### LISTED ENTRIES
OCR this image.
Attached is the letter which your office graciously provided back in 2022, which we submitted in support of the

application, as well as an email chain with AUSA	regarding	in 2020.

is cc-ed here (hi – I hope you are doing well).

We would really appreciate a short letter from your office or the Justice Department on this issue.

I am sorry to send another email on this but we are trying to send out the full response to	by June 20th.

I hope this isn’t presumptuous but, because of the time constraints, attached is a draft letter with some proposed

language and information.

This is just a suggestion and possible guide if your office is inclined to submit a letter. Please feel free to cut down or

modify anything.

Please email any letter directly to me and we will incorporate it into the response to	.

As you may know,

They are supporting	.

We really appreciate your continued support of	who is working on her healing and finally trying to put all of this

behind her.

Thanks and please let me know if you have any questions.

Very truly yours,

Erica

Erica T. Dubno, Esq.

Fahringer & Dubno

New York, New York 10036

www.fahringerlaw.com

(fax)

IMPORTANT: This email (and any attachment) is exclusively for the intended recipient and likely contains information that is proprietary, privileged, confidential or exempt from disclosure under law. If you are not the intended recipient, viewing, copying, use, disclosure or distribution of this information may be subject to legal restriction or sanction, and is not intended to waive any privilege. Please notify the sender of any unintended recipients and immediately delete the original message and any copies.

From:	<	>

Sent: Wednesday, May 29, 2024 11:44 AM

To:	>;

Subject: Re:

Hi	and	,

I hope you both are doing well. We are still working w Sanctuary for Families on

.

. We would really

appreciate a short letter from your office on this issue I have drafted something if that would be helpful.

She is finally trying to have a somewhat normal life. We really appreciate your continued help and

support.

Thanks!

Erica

### SET EXERCISE
Your task is to print all of the records exactly.

### THE ANSWER
OCR this image.
Attached is the letter which your office graciously provided back in 2022, which we submitted in support of the

application, as well as an email chain with AUSA	regarding	in 2020.

is cc-ed here (hi – I hope you are doing well).

We would really appreciate a short letter from your office or the Justice Department on this issue.

I am sorry to send another email on this but we are trying to send out the full response to	by June 20th.

I hope this isn’t presumptuous but, because of the time constraints, attached is a draft letter with some proposed

language and information.

This is just a suggestion and possible guide if your office is inclined to submit a letter. Please feel free to cut down or

modify anything.

Please email any letter directly to me and we will incorporate it into the response to	.

As you may know,

They are supporting	.

We really appreciate your continued support of	who is working on her healing and finally trying to put all of this

behind her.

Thanks and please let me know if you have any questions.

Very truly yours,

Erica

Erica T. Dubno, Esq.

Fahringer & Dubno

New York, New York 10036

www.fahringerlaw.com

(fax)

IMPORTANT: This email (and any attachment) is exclusively for the intended recipient and likely contains information that is proprietary, privileged, confidential or exempt from disclosure under law. If you are not the intended recipient, viewing, copying, use, disclosure or distribution of this information may be subject to legal restriction or sanction, and is not intended to waive any privilege. Please notify the sender of any unintended recipients and immediately delete the original message and any copies.

From:	<	>

Sent: Wednesday, May 29, 2024 11:44 AM

To:	>;

Subject: Re:

Hi	and	,

I hope you both are doing well. We are still working w Sanctuary for Families on

.

. We would really

appreciate a short letter from your office on this issue I have drafted something if that would be helpful.

She is finally trying to have a somewhat normal life. We really appreciate your continued help and

support.

Thanks!

Erica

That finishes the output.